Exercise »
Read through the data and report every line in which the word "name" occurs.

++++

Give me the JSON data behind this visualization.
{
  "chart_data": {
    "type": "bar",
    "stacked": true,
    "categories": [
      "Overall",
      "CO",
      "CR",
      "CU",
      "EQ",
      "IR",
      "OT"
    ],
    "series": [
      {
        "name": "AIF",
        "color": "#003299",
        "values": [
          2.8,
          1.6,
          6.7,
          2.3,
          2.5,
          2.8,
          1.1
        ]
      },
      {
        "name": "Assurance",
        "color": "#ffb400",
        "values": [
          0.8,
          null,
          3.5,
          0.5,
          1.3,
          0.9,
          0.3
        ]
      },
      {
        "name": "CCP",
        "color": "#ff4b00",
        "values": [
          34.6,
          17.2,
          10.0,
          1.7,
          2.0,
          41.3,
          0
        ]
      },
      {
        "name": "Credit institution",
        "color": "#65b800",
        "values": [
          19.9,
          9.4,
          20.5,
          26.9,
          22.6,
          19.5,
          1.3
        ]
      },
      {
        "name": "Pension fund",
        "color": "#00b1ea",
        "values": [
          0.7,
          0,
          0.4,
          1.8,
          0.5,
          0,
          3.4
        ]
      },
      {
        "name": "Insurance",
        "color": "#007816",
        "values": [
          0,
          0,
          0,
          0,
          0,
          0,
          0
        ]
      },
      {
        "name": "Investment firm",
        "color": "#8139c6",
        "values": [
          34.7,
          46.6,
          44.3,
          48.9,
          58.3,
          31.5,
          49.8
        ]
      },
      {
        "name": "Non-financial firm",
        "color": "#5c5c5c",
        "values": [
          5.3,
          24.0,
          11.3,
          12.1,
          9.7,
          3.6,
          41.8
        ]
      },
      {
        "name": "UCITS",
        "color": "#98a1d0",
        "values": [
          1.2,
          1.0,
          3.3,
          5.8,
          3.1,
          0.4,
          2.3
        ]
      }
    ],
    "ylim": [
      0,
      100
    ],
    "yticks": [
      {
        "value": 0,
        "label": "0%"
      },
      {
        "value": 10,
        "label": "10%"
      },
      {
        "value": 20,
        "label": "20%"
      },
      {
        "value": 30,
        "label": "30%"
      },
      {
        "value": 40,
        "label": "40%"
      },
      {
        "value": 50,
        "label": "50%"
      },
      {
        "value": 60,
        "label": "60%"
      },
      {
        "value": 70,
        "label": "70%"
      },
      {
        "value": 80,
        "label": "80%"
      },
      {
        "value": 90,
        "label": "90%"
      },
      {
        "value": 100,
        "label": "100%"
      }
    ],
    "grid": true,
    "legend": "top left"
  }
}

++++

Solved problem »
        "name": "AIF",
        "name": "Assurance",
        "name": "CCP",
        "name": "Credit institution",
        "name": "Pension fund",
        "name": "Insurance",
        "name": "Investment firm",
        "name": "Non-financial firm",
        "name": "UCITS",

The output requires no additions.